**YOUR INSTRUCTIONS**. Return a copy of each line that holds the string "عبيدة".

---------- ITEMS

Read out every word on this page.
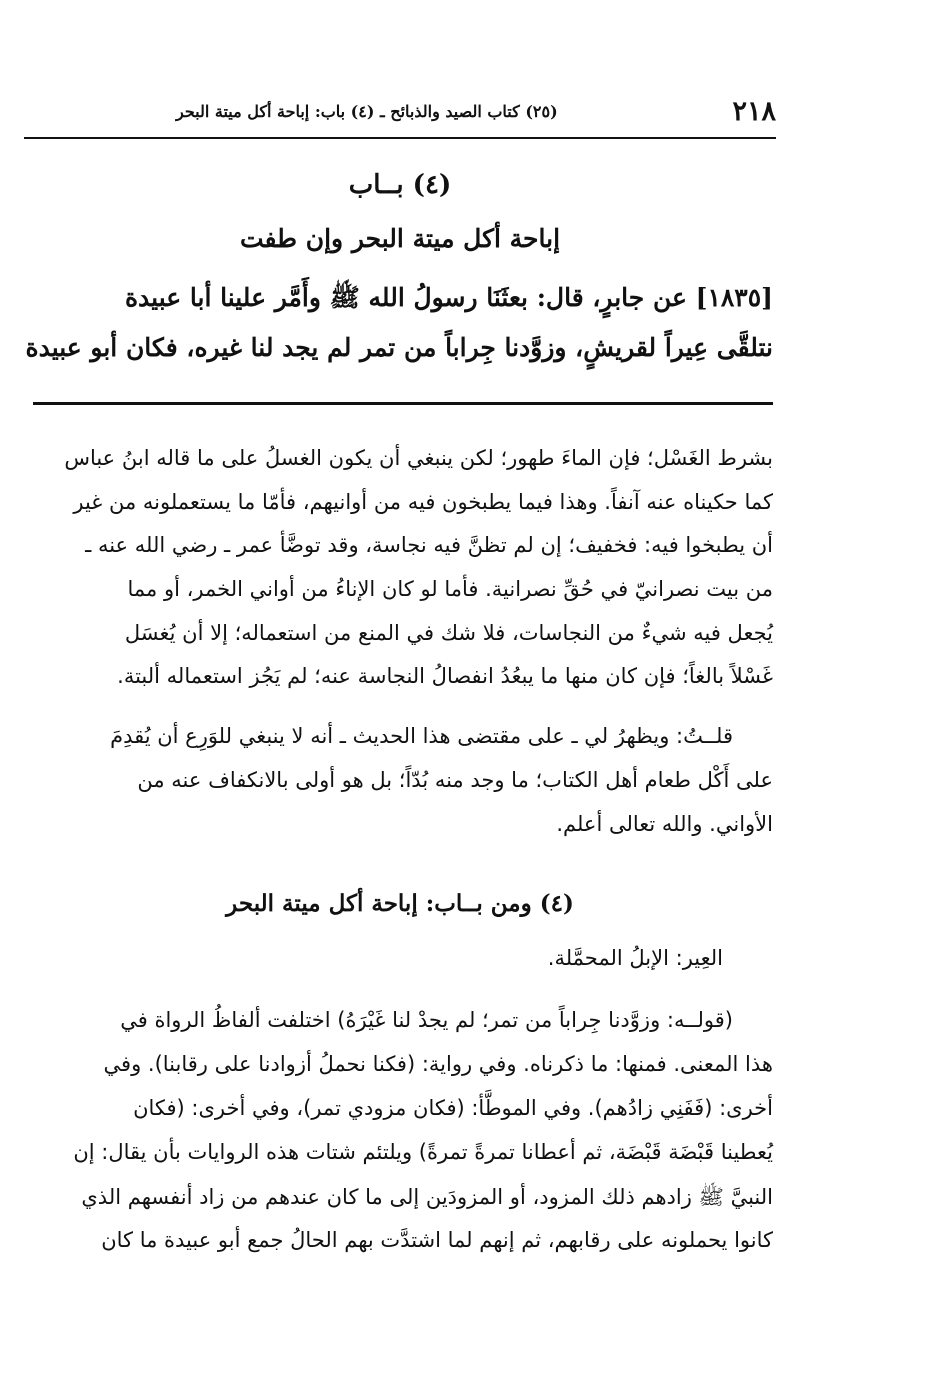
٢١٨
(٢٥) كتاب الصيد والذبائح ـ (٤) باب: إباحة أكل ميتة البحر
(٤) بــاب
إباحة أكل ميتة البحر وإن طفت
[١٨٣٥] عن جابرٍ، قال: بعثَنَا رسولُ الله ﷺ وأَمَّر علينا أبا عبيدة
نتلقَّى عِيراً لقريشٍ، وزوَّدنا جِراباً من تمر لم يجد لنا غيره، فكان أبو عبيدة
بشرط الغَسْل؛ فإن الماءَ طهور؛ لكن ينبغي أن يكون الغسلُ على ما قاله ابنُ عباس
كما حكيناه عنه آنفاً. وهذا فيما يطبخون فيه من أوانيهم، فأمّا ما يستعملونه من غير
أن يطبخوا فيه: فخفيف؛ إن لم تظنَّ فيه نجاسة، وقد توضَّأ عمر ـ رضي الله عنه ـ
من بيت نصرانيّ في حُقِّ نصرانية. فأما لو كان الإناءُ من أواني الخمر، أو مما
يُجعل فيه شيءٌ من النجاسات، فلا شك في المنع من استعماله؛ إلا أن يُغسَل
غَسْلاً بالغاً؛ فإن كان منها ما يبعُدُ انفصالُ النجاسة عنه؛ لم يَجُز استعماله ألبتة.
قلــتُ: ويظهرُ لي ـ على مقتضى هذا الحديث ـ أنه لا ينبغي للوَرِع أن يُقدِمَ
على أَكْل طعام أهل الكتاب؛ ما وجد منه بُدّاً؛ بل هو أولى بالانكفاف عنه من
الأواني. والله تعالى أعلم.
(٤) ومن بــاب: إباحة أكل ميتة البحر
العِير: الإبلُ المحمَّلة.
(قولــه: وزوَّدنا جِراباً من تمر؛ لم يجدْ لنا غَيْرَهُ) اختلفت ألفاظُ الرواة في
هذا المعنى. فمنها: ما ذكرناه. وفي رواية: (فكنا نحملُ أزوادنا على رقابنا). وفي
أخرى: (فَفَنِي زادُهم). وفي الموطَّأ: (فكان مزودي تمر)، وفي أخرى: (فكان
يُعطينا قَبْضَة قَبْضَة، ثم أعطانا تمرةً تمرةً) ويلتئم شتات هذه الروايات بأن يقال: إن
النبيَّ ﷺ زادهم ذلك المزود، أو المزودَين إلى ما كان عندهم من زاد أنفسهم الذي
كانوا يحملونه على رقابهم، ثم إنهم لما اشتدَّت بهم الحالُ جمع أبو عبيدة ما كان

--------------------
---------- ITEMS

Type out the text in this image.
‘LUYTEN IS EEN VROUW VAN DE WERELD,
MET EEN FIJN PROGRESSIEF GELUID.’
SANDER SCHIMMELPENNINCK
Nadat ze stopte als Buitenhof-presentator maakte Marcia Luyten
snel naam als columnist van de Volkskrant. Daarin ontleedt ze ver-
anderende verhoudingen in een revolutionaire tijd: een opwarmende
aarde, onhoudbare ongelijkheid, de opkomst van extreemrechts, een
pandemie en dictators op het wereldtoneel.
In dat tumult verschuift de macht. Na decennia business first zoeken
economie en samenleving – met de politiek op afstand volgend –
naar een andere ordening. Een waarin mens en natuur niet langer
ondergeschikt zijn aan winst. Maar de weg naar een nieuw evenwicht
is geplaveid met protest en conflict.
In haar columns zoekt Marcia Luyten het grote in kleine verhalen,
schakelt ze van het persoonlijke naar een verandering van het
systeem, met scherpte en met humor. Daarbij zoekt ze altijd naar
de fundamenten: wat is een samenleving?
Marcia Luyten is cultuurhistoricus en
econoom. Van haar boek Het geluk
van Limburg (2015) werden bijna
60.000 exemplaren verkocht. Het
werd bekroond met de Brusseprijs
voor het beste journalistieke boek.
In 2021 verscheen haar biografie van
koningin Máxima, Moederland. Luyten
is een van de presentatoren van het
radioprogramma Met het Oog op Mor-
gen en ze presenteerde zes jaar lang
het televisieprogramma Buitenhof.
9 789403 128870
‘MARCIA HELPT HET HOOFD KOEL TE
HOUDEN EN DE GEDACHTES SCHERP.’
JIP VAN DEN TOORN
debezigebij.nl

--------------------

**SOLUTION TO THE EXERCISE**.
[١٨٣٥] عن جابرٍ، قال: بعثَنَا رسولُ الله ﷺ وأَمَّر علينا أبا عبيدة
نتلقَّى عِيراً لقريشٍ، وزوَّدنا جِراباً من تمر لم يجد لنا غيره، فكان أبو عبيدة
كانوا يحملونه على رقابهم، ثم إنهم لما اشتدَّت بهم الحالُ جمع أبو عبيدة ما كان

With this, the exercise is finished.